▶ WHAT TO WORK ON: Print every line of the data below without changing anything, and leave the pictures out.

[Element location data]

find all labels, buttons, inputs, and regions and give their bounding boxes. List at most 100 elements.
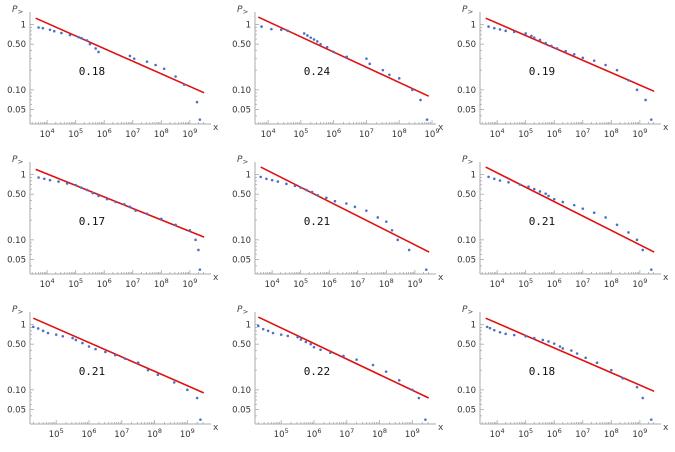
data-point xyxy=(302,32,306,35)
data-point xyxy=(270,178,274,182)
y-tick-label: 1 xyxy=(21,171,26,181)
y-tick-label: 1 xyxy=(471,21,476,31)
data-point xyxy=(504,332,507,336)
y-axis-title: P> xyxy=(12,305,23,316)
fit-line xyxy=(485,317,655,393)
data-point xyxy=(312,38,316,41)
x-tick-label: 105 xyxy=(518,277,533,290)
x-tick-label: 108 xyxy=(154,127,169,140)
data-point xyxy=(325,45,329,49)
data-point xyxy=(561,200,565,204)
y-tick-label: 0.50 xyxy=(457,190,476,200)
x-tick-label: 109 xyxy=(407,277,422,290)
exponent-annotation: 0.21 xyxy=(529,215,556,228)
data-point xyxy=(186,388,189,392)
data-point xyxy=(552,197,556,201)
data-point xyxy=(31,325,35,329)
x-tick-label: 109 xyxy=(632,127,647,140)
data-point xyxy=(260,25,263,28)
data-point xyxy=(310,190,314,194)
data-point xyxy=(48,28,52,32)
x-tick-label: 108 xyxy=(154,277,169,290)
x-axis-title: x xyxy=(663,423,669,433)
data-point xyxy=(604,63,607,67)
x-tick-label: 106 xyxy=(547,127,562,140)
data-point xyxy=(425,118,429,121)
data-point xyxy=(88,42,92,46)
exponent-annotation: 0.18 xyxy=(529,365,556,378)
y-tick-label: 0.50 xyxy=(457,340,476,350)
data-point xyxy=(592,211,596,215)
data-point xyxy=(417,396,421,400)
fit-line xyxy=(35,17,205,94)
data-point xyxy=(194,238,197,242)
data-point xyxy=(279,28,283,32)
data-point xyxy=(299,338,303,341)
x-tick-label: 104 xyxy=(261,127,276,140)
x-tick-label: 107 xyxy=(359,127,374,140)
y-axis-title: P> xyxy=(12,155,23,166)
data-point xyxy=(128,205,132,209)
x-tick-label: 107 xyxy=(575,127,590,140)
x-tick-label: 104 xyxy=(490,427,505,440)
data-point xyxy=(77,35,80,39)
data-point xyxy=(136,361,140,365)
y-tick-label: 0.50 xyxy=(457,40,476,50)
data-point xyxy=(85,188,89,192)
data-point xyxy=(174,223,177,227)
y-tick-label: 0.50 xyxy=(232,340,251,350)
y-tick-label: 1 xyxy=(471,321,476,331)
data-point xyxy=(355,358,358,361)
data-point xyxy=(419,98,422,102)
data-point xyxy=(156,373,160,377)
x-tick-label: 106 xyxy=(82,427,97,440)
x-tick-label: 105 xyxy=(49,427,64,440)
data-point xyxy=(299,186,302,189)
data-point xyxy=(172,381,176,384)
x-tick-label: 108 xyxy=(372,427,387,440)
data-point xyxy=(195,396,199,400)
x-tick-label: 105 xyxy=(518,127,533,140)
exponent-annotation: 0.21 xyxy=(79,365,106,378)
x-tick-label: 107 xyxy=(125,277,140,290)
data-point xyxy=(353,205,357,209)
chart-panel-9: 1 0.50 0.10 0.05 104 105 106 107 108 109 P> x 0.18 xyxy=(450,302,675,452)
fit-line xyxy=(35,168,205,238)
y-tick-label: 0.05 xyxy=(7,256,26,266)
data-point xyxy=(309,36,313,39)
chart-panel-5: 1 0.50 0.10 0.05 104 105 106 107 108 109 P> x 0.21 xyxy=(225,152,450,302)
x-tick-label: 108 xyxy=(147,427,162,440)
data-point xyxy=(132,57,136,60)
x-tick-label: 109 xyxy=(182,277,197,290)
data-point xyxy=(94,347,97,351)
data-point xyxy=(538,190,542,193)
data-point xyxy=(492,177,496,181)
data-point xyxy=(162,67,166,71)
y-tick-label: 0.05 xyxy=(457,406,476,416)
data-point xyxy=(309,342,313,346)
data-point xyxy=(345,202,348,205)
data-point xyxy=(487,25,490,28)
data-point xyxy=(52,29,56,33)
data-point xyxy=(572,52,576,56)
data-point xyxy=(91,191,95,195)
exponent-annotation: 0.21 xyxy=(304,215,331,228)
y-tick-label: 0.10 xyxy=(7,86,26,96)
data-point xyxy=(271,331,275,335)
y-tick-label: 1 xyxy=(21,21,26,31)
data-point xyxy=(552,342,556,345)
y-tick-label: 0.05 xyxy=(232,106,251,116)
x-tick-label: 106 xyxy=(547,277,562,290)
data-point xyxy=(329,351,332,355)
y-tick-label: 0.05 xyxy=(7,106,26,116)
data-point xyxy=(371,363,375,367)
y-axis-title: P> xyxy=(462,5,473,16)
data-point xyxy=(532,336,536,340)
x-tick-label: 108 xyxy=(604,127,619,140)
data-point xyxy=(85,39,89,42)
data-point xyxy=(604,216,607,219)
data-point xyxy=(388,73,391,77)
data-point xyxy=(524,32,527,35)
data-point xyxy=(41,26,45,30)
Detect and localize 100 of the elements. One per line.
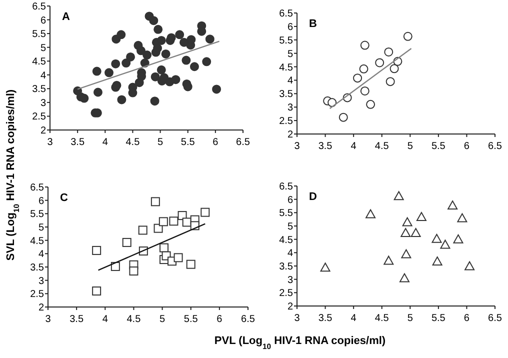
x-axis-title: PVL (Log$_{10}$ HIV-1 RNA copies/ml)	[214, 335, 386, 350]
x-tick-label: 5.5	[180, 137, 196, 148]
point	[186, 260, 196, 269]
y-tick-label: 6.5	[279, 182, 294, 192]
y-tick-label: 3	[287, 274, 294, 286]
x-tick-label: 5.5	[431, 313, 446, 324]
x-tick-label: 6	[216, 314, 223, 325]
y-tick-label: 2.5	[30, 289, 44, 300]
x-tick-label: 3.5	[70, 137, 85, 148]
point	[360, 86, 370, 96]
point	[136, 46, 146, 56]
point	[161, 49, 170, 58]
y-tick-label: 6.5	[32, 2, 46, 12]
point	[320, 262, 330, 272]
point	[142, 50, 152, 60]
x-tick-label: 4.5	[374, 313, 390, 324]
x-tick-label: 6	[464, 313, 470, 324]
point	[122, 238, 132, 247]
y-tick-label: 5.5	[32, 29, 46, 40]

▶ EXERCISE OUTPUT:
find all labels, buttons, inputs, and regions and give their bounding boxes. List at most 100 elements.
data-point xyxy=(302,32,306,35)
data-point xyxy=(270,178,274,182)
y-tick-label: 1 xyxy=(21,171,26,181)
y-tick-label: 1 xyxy=(471,21,476,31)
data-point xyxy=(504,332,507,336)
y-axis-title: P> xyxy=(12,305,23,316)
fit-line xyxy=(485,317,655,393)
data-point xyxy=(312,38,316,41)
x-tick-label: 105 xyxy=(518,277,533,290)
x-tick-label: 108 xyxy=(154,127,169,140)
data-point xyxy=(325,45,329,49)
data-point xyxy=(561,200,565,204)
y-tick-label: 0.50 xyxy=(457,190,476,200)
x-tick-label: 109 xyxy=(407,277,422,290)
exponent-annotation: 0.21 xyxy=(529,215,556,228)
data-point xyxy=(186,388,189,392)
data-point xyxy=(552,197,556,201)
data-point xyxy=(31,325,35,329)
x-tick-label: 109 xyxy=(632,127,647,140)
data-point xyxy=(260,25,263,28)
data-point xyxy=(310,190,314,194)
data-point xyxy=(48,28,52,32)
x-tick-label: 108 xyxy=(154,277,169,290)
x-axis-title: x xyxy=(663,423,669,433)
data-point xyxy=(604,63,607,67)
x-tick-label: 106 xyxy=(547,127,562,140)
data-point xyxy=(425,118,429,121)
data-point xyxy=(88,42,92,46)
exponent-annotation: 0.18 xyxy=(529,365,556,378)
y-tick-label: 0.50 xyxy=(457,340,476,350)
data-point xyxy=(592,211,596,215)
data-point xyxy=(417,396,421,400)
fit-line xyxy=(35,17,205,94)
data-point xyxy=(194,238,197,242)
data-point xyxy=(279,28,283,32)
data-point xyxy=(299,338,303,341)
x-tick-label: 104 xyxy=(261,127,276,140)
x-tick-label: 107 xyxy=(359,127,374,140)
y-axis-title: P> xyxy=(12,155,23,166)
data-point xyxy=(128,205,132,209)
x-tick-label: 107 xyxy=(575,127,590,140)
x-tick-label: 104 xyxy=(490,427,505,440)
data-point xyxy=(77,35,80,39)
data-point xyxy=(136,361,140,365)
y-tick-label: 0.50 xyxy=(457,40,476,50)
data-point xyxy=(85,188,89,192)
data-point xyxy=(174,223,177,227)
y-tick-label: 0.50 xyxy=(232,340,251,350)
y-tick-label: 1 xyxy=(471,321,476,331)
data-point xyxy=(355,358,358,361)
data-point xyxy=(419,98,422,102)
data-point xyxy=(156,373,160,377)
x-tick-label: 106 xyxy=(82,427,97,440)
x-tick-label: 105 xyxy=(49,427,64,440)
data-point xyxy=(299,186,302,189)
data-point xyxy=(172,381,176,384)
x-tick-label: 108 xyxy=(372,427,387,440)
data-point xyxy=(195,396,199,400)
x-tick-label: 105 xyxy=(518,127,533,140)
exponent-annotation: 0.21 xyxy=(79,365,106,378)
x-tick-label: 107 xyxy=(125,277,140,290)
data-point xyxy=(353,205,357,209)
chart-panel-9: 1 0.50 0.10 0.05 104 105 106 107 108 109 P> x 0.18 xyxy=(450,302,675,452)
fit-line xyxy=(35,168,205,238)
y-tick-label: 0.05 xyxy=(7,256,26,266)
data-point xyxy=(309,36,313,39)
chart-panel-5: 1 0.50 0.10 0.05 104 105 106 107 108 109 P> x 0.21 xyxy=(225,152,450,302)
x-tick-label: 108 xyxy=(147,427,162,440)
data-point xyxy=(132,57,136,60)
x-tick-label: 109 xyxy=(182,277,197,290)
data-point xyxy=(94,347,97,351)
data-point xyxy=(538,190,542,193)
data-point xyxy=(492,177,496,181)
data-point xyxy=(162,67,166,71)
y-tick-label: 0.05 xyxy=(457,406,476,416)
data-point xyxy=(309,342,313,346)
data-point xyxy=(345,202,348,205)
data-point xyxy=(487,25,490,28)
data-point xyxy=(52,29,56,33)
data-point xyxy=(572,52,576,56)
data-point xyxy=(91,191,95,195)
exponent-annotation: 0.21 xyxy=(304,215,331,228)
y-tick-label: 0.10 xyxy=(7,86,26,96)
data-point xyxy=(271,331,275,335)
y-tick-label: 1 xyxy=(21,21,26,31)
data-point xyxy=(552,342,556,345)
y-tick-label: 0.05 xyxy=(232,106,251,116)
x-tick-label: 106 xyxy=(547,277,562,290)
data-point xyxy=(329,351,332,355)
y-tick-label: 0.05 xyxy=(7,106,26,116)
data-point xyxy=(371,363,375,367)
y-axis-title: P> xyxy=(462,5,473,16)
data-point xyxy=(532,336,536,340)
x-tick-label: 108 xyxy=(604,127,619,140)
data-point xyxy=(85,39,89,42)
data-point xyxy=(604,216,607,219)
data-point xyxy=(388,73,391,77)
data-point xyxy=(524,32,527,35)
data-point xyxy=(41,26,45,30)
Detect and localize 100 of the elements. One per line.
x-axis-title: PVL (Log$_{10}$ HIV-1 RNA copies/ml)	[214, 335, 386, 350]
x-tick-label: 5.5	[180, 137, 196, 148]
point	[186, 260, 196, 269]
y-tick-label: 6.5	[279, 182, 294, 192]
y-tick-label: 3	[287, 274, 294, 286]
x-tick-label: 5.5	[431, 313, 446, 324]
x-tick-label: 6	[216, 314, 223, 325]
y-tick-label: 2.5	[30, 289, 44, 300]
x-tick-label: 3.5	[70, 137, 85, 148]
point	[360, 86, 370, 96]
point	[136, 46, 146, 56]
point	[161, 49, 170, 58]
y-tick-label: 6.5	[32, 2, 46, 12]
point	[320, 262, 330, 272]
point	[142, 50, 152, 60]
x-tick-label: 4.5	[374, 313, 390, 324]
x-tick-label: 6	[464, 313, 470, 324]
point	[122, 238, 132, 247]
y-tick-label: 5.5	[32, 29, 46, 40]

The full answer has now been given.